- _WRITTEN INSTRUCTION_
Filter the data below for the string "παρόν" and copy each matching line.

- _MATERIAL FOR THE TASK_
________

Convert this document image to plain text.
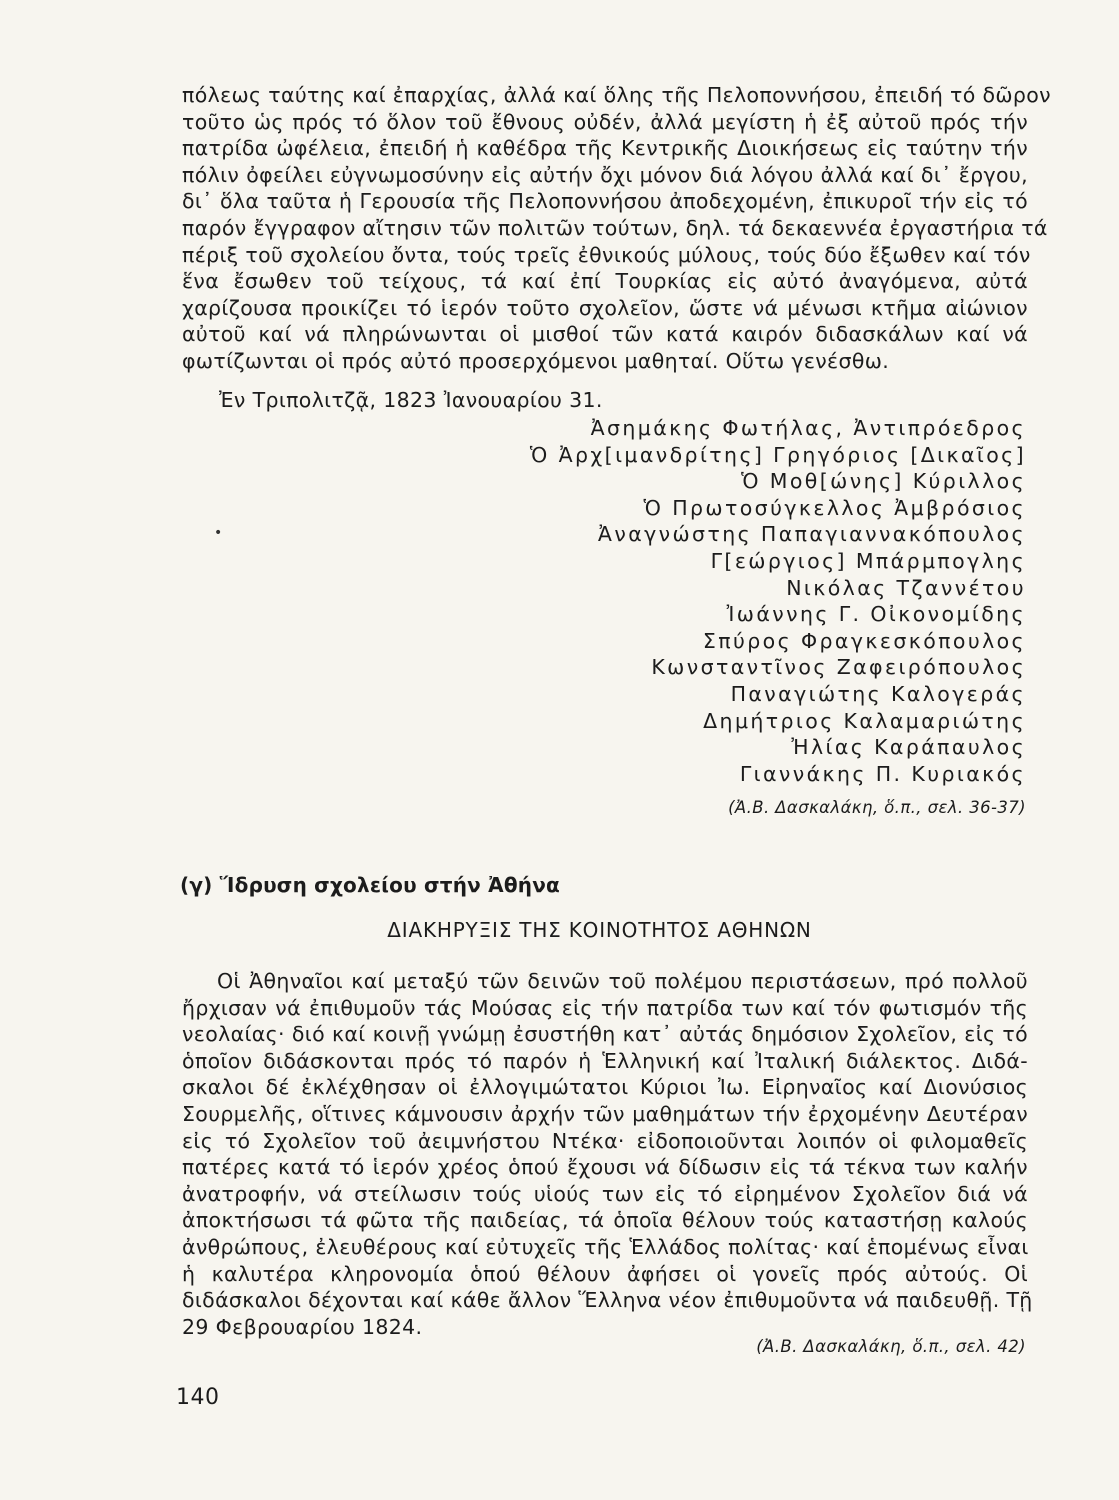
πόλεως ταύτης καί ἐπαρχίας, ἀλλά καί ὅλης τῆς Πελοποννήσου, ἐπειδή τό δῶρον
τοῦτο ὡς πρός τό ὅλον τοῦ ἔθνους οὐδέν, ἀλλά μεγίστη ἡ ἐξ αὐτοῦ πρός τήν
πατρίδα ὠφέλεια, ἐπειδή ἡ καθέδρα τῆς Κεντρικῆς Διοικήσεως εἰς ταύτην τήν
πόλιν ὀφείλει εὐγνωμοσύνην εἰς αὐτήν ὄχι μόνον διά λόγου ἀλλά καί δι᾽ ἔργου,
δι᾽ ὅλα ταῦτα ἡ Γερουσία τῆς Πελοποννήσου ἀποδεχομένη, ἐπικυροῖ τήν εἰς τό
παρόν ἔγγραφον αἴτησιν τῶν πολιτῶν τούτων, δηλ. τά δεκαεννέα ἐργαστήρια τά
πέριξ τοῦ σχολείου ὄντα, τούς τρεῖς ἐθνικούς μύλους, τούς δύο ἔξωθεν καί τόν
ἕνα ἔσωθεν τοῦ τείχους, τά καί ἐπί Τουρκίας εἰς αὐτό ἀναγόμενα, αὐτά
χαρίζουσα προικίζει τό ἱερόν τοῦτο σχολεῖον, ὥστε νά μένωσι κτῆμα αἰώνιον
αὐτοῦ καί νά πληρώνωνται οἱ μισθοί τῶν κατά καιρόν διδασκάλων καί νά
φωτίζωνται οἱ πρός αὐτό προσερχόμενοι μαθηταί. Οὕτω γενέσθω.
Ἐν Τριπολιτζᾷ, 1823 Ἰανουαρίου 31.
•
Ἀσημάκης Φωτήλας, Ἀντιπρόεδρος
Ὁ Ἀρχ[ιμανδρίτης] Γρηγόριος [Δικαῖος]
Ὁ Μοθ[ώνης] Κύριλλος
Ὁ Πρωτοσύγκελλος Ἀμβρόσιος
Ἀναγνώστης Παπαγιαννακόπουλος
Γ[εώργιος] Μπάρμπογλης
Νικόλας Τζαννέτου
Ἰωάννης Γ. Οἰκονομίδης
Σπύρος Φραγκεσκόπουλος
Κωνσταντῖνος Ζαφειρόπουλος
Παναγιώτης Καλογεράς
Δημήτριος Καλαμαριώτης
Ἠλίας Καράπαυλος
Γιαννάκης Π. Κυριακός
(Ἀ.Β. Δασκαλάκη, ὅ.π., σελ. 36-37)
(γ) Ἵδρυση σχολείου στήν Ἀθήνα
ΔΙΑΚΗΡΥΞΙΣ ΤΗΣ ΚΟΙΝΟΤΗΤΟΣ ΑΘΗΝΩΝ
Οἱ Ἀθηναῖοι καί μεταξύ τῶν δεινῶν τοῦ πολέμου περιστάσεων, πρό πολλοῦ
ἤρχισαν νά ἐπιθυμοῦν τάς Μούσας εἰς τήν πατρίδα των καί τόν φωτισμόν τῆς
νεολαίας· διό καί κοινῇ γνώμῃ ἐσυστήθη κατ᾽ αὐτάς δημόσιον Σχολεῖον, εἰς τό
ὁποῖον διδάσκονται πρός τό παρόν ἡ Ἑλληνική καί Ἰταλική διάλεκτος. Διδά-
σκαλοι δέ ἐκλέχθησαν οἱ ἐλλογιμώτατοι Κύριοι Ἰω. Εἰρηναῖος καί Διονύσιος
Σουρμελῆς, οἵτινες κάμνουσιν ἀρχήν τῶν μαθημάτων τήν ἐρχομένην Δευτέραν
εἰς τό Σχολεῖον τοῦ ἀειμνήστου Ντέκα· εἰδοποιοῦνται λοιπόν οἱ φιλομαθεῖς
πατέρες κατά τό ἱερόν χρέος ὁπού ἔχουσι νά δίδωσιν εἰς τά τέκνα των καλήν
ἀνατροφήν, νά στείλωσιν τούς υἱούς των εἰς τό εἰρημένον Σχολεῖον διά νά
ἀποκτήσωσι τά φῶτα τῆς παιδείας, τά ὁποῖα θέλουν τούς καταστήσῃ καλούς
ἀνθρώπους, ἐλευθέρους καί εὐτυχεῖς τῆς Ἑλλάδος πολίτας· καί ἑπομένως εἶναι
ἡ καλυτέρα κληρονομία ὁπού θέλουν ἀφήσει οἱ γονεῖς πρός αὐτούς. Οἱ
διδάσκαλοι δέχονται καί κάθε ἄλλον Ἕλληνα νέον ἐπιθυμοῦντα νά παιδευθῇ. Τῇ
29 Φεβρουαρίου 1824.
(Ἀ.Β. Δασκαλάκη, ὅ.π., σελ. 42)
140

________

- _EXERCISE RESULT_
παρόν ἔγγραφον αἴτησιν τῶν πολιτῶν τούτων, δηλ. τά δεκαεννέα ἐργαστήρια τά
ὁποῖον διδάσκονται πρός τό παρόν ἡ Ἑλληνική καί Ἰταλική διάλεκτος. Διδά-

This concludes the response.